| Aim of the task |
Rewrite every line of the records below as a JSON list of strings, one string per line, and skip blank lines. Leave the pictures out of the answer.

| Dataset rows |
-- start --

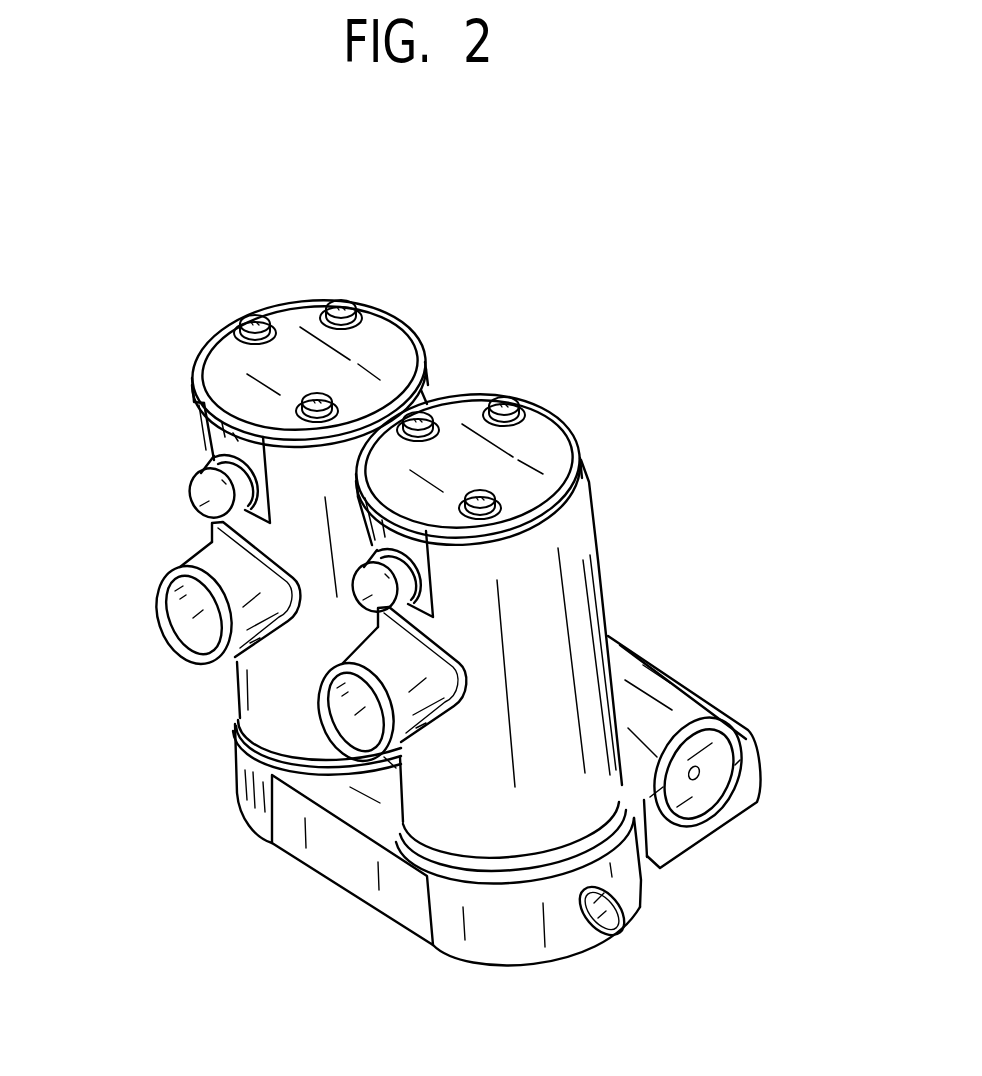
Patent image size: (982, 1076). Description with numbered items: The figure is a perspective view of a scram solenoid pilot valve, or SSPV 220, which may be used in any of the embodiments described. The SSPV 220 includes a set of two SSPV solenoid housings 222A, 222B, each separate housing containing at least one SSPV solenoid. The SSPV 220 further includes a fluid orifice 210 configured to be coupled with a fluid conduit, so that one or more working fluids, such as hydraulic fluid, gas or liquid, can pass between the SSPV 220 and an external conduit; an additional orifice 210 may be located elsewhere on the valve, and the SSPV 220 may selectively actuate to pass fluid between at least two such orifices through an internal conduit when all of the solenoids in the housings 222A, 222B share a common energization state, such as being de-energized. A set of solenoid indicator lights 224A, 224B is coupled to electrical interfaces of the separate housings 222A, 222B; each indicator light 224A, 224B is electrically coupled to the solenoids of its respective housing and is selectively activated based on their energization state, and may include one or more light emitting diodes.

The scram solenoid pilot valve 220 is at (551, 292).
The SSPV solenoid housing 222A is at (212, 321).
The SSPV solenoid housing 222B is at (590, 436).
The solenoid indicator light 224A is at (180, 504).
The solenoid indicator light 224B is at (354, 617).
The fluid orifice 210 is at (704, 788).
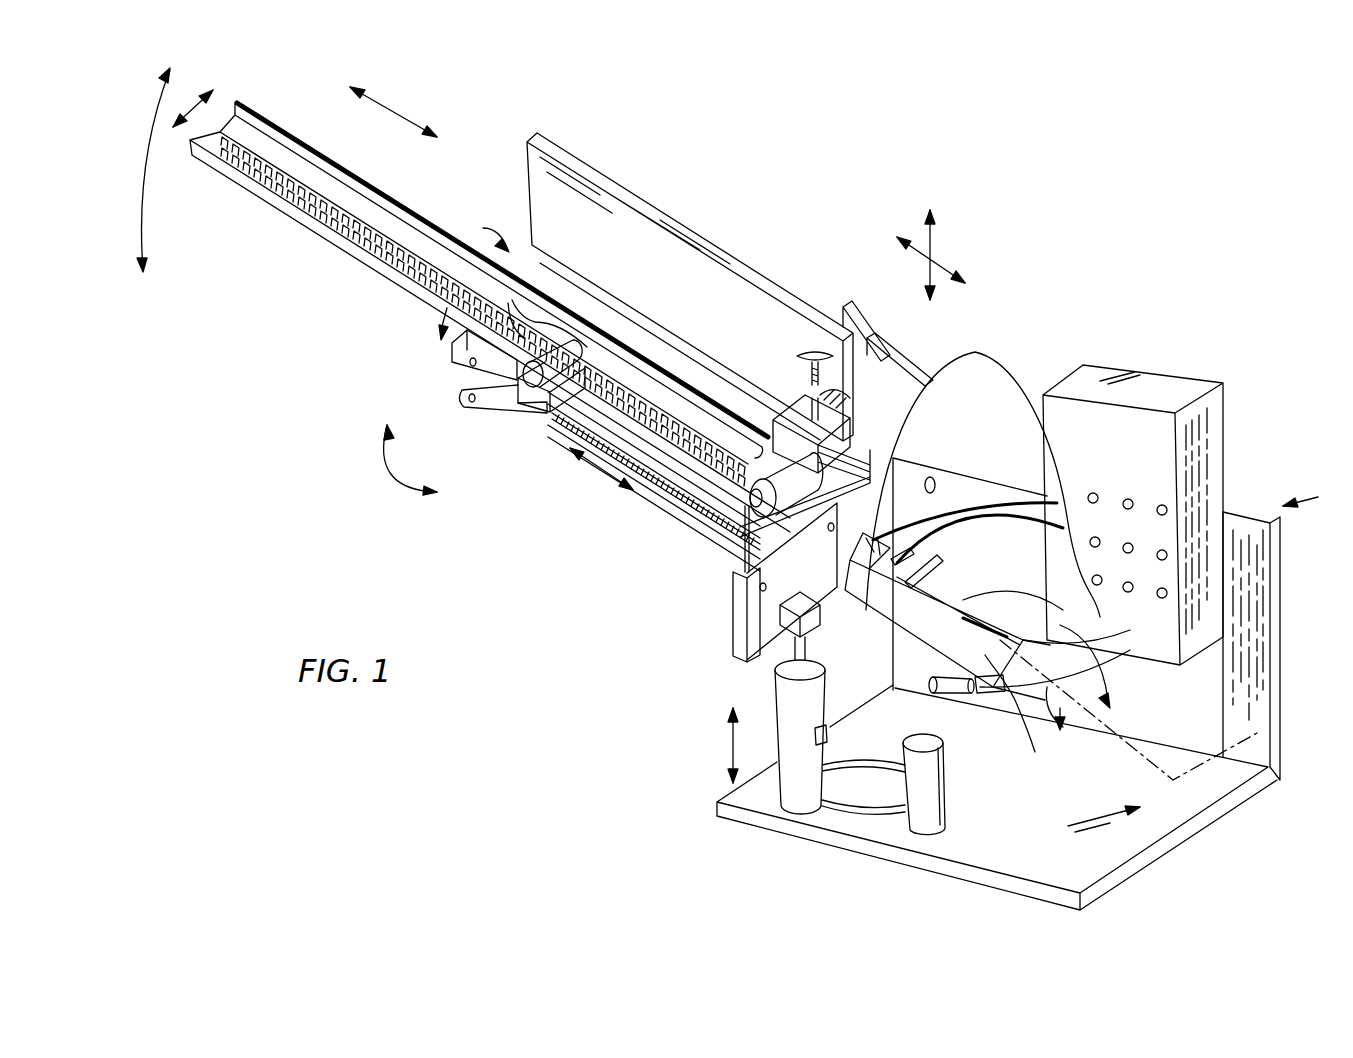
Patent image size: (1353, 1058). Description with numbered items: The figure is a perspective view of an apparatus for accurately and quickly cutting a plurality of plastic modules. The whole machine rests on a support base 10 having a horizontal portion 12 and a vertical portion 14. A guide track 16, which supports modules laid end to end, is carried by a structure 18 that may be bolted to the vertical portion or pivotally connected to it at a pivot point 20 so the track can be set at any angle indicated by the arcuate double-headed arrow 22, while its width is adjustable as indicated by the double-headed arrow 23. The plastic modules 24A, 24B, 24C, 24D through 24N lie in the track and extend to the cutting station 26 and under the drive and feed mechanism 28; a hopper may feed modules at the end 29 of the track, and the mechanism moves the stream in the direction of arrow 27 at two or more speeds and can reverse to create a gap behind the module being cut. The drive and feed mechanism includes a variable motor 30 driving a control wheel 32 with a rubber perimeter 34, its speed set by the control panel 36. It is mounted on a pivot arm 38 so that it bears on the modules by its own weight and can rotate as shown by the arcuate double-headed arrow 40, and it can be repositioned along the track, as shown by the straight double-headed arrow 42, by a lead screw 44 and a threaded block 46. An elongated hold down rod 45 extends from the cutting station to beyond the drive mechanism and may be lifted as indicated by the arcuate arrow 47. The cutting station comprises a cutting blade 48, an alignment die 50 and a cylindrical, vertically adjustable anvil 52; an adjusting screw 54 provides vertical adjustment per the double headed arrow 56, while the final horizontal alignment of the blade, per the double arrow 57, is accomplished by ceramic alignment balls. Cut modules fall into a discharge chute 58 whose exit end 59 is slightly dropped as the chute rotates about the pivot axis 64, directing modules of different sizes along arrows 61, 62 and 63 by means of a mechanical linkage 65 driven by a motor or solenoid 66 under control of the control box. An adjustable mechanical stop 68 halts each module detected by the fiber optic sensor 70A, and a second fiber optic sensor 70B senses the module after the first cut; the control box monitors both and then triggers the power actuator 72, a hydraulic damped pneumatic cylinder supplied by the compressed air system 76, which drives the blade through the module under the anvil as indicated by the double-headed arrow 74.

The support base 10 is at (1315, 493).
The horizontal portion 12 is at (1205, 810).
The vertical portion 14 is at (1265, 700).
The guide track 16 is at (420, 235).
The structure 18 is at (553, 160).
The pivot point 20 is at (937, 487).
The arcuate double-headed arrow 22 is at (140, 230).
The double-headed arrow 23 is at (197, 105).
The plastic module 24A is at (242, 172).
The plastic module 24B is at (307, 218).
The plastic module 24C is at (405, 268).
The plastic module 24D is at (452, 342).
The plastic module 24N is at (662, 530).
The cutting station 26 is at (735, 565).
The arrow 27 is at (403, 120).
The drive and feed mechanism 28 is at (555, 420).
The end 29 is at (245, 100).
The variable motor 30 is at (602, 340).
The control wheel 32 is at (578, 330).
The rubber perimeter 34 is at (592, 358).
The control panel 36 is at (1228, 425).
The pivot arm 38 is at (500, 412).
The arcuate double-headed arrow 40 is at (412, 485).
The straight double-headed arrow 42 is at (602, 480).
The lead screw 44 is at (632, 500).
The hold down rod 45 is at (672, 410).
The threaded block 46 is at (452, 380).
The arcuate arrow 47 is at (489, 227).
The cutting blade 48 is at (735, 550).
The alignment die 50 is at (722, 525).
The anvil 52 is at (860, 445).
The adjusting screw 54 is at (815, 345).
The double headed arrow 56 is at (940, 240).
The double arrow 57 is at (950, 270).
The discharge chute 58 is at (872, 600).
The exit end 59 is at (1013, 648).
The arrow 61 is at (990, 695).
The arrow 62 is at (1064, 730).
The arrow 63 is at (1118, 692).
The pivot axis 64 is at (1270, 742).
The mechanical linkage 65 is at (1020, 717).
The motor or solenoid 66 is at (933, 692).
The mechanical stop 68 is at (940, 565).
The fiber optic sensor 70A is at (1030, 533).
The fiber optic sensor 70B is at (975, 470).
The power actuator 72 is at (776, 692).
The double-headed arrow 74 is at (725, 742).
The compressed air system 76 is at (945, 790).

-- end --

| Answer in full |
[
  "Patent image size: (982, 1076). Description with numbered items: The figure is a perspective view of a scram solenoid pilot valve, or SSPV 220, which may be used in any of the embodiments described. The SSPV 220 includes a set of two SSPV solenoid housings 222A, 222B, each separate housing containing at least one SSPV solenoid. The SSPV 220 further includes a fluid orifice 210 configured to be coupled with a fluid conduit, so that one or more working fluids, such as hydraulic fluid, gas or liquid, can pass between the SSPV 220 and an external conduit; an additional orifice 210 may be located elsewhere on the valve, and the SSPV 220 may selectively actuate to pass fluid between at least two such orifices through an internal conduit when all of the solenoids in the housings 222A, 222B share a common energization state, such as being de-energized. A set of solenoid indicator lights 224A, 224B is coupled to electrical interfaces of the separate housings 222A, 222B; each indicator light 224A, 224B is electrically coupled to the solenoids of its respective housing and is selectively activated based on their energization state, and may include one or more light emitting diodes.",
  "The scram solenoid pilot valve 220 is at (551, 292).",
  "The SSPV solenoid housing 222A is at (212, 321).",
  "The SSPV solenoid housing 222B is at (590, 436).",
  "The solenoid indicator light 224A is at (180, 504).",
  "The solenoid indicator light 224B is at (354, 617).",
  "The fluid orifice 210 is at (704, 788).",
  "Patent image size: (1353, 1058). Description with numbered items: The figure is a perspective view of an apparatus for accurately and quickly cutting a plurality of plastic modules. The whole machine rests on a support base 10 having a horizontal portion 12 and a vertical portion 14. A guide track 16, which supports modules laid end to end, is carried by a structure 18 that may be bolted to the vertical portion or pivotally connected to it at a pivot point 20 so the track can be set at any angle indicated by the arcuate double-headed arrow 22, while its width is adjustable as indicated by the double-headed arrow 23. The plastic modules 24A, 24B, 24C, 24D through 24N lie in the track and extend to the cutting station 26 and under the drive and feed mechanism 28; a hopper may feed modules at the end 29 of the track, and the mechanism moves the stream in the direction of arrow 27 at two or more speeds and can reverse to create a gap behind the module being cut. The drive and feed mechanism includes a variable motor 30 driving a control wheel 32 with a rubber perimeter 34, its speed set by the control panel 36. It is mounted on a pivot arm 38 so that it bears on the modules by its own weight and can rotate as shown by the arcuate double-headed arrow 40, and it can be repositioned along the track, as shown by the straight double-headed arrow 42, by a lead screw 44 and a threaded block 46. An elongated hold down rod 45 extends from the cutting station to beyond the drive mechanism and may be lifted as indicated by the arcuate arrow 47. The cutting station comprises a cutting blade 48, an alignment die 50 and a cylindrical, vertically adjustable anvil 52; an adjusting screw 54 provides vertical adjustment per the double headed arrow 56, while the final horizontal alignment of the blade, per the double arrow 57, is accomplished by ceramic alignment balls. Cut modules fall into a discharge chute 58 whose exit end 59 is slightly dropped as the chute rotates about the pivot axis 64, directing modules of different sizes along arrows 61, 62 and 63 by means of a mechanical linkage 65 driven by a motor or solenoid 66 under control of the control box. An adjustable mechanical stop 68 halts each module detected by the fiber optic sensor 70A, and a second fiber optic sensor 70B senses the module after the first cut; the control box monitors both and then triggers the power actuator 72, a hydraulic damped pneumatic cylinder supplied by the compressed air system 76, which drives the blade through the module under the anvil as indicated by the double-headed arrow 74.",
  "The support base 10 is at (1315, 493).",
  "The horizontal portion 12 is at (1205, 810).",
  "The vertical portion 14 is at (1265, 700).",
  "The guide track 16 is at (420, 235).",
  "The structure 18 is at (553, 160).",
  "The pivot point 20 is at (937, 487).",
  "The arcuate double-headed arrow 22 is at (140, 230).",
  "The double-headed arrow 23 is at (197, 105).",
  "The plastic module 24A is at (242, 172).",
  "The plastic module 24B is at (307, 218).",
  "The plastic module 24C is at (405, 268).",
  "The plastic module 24D is at (452, 342).",
  "The plastic module 24N is at (662, 530).",
  "The cutting station 26 is at (735, 565).",
  "The arrow 27 is at (403, 120).",
  "The drive and feed mechanism 28 is at (555, 420).",
  "The end 29 is at (245, 100).",
  "The variable motor 30 is at (602, 340).",
  "The control wheel 32 is at (578, 330).",
  "The rubber perimeter 34 is at (592, 358).",
  "The control panel 36 is at (1228, 425).",
  "The pivot arm 38 is at (500, 412).",
  "The arcuate double-headed arrow 40 is at (412, 485).",
  "The straight double-headed arrow 42 is at (602, 480).",
  "The lead screw 44 is at (632, 500).",
  "The hold down rod 45 is at (672, 410).",
  "The threaded block 46 is at (452, 380).",
  "The arcuate arrow 47 is at (489, 227).",
  "The cutting blade 48 is at (735, 550).",
  "The alignment die 50 is at (722, 525).",
  "The anvil 52 is at (860, 445).",
  "The adjusting screw 54 is at (815, 345).",
  "The double headed arrow 56 is at (940, 240).",
  "The double arrow 57 is at (950, 270).",
  "The discharge chute 58 is at (872, 600).",
  "The exit end 59 is at (1013, 648).",
  "The arrow 61 is at (990, 695).",
  "The arrow 62 is at (1064, 730).",
  "The arrow 63 is at (1118, 692).",
  "The pivot axis 64 is at (1270, 742).",
  "The mechanical linkage 65 is at (1020, 717).",
  "The motor or solenoid 66 is at (933, 692).",
  "The mechanical stop 68 is at (940, 565).",
  "The fiber optic sensor 70A is at (1030, 533).",
  "The fiber optic sensor 70B is at (975, 470).",
  "The power actuator 72 is at (776, 692).",
  "The double-headed arrow 74 is at (725, 742).",
  "The compressed air system 76 is at (945, 790)."
]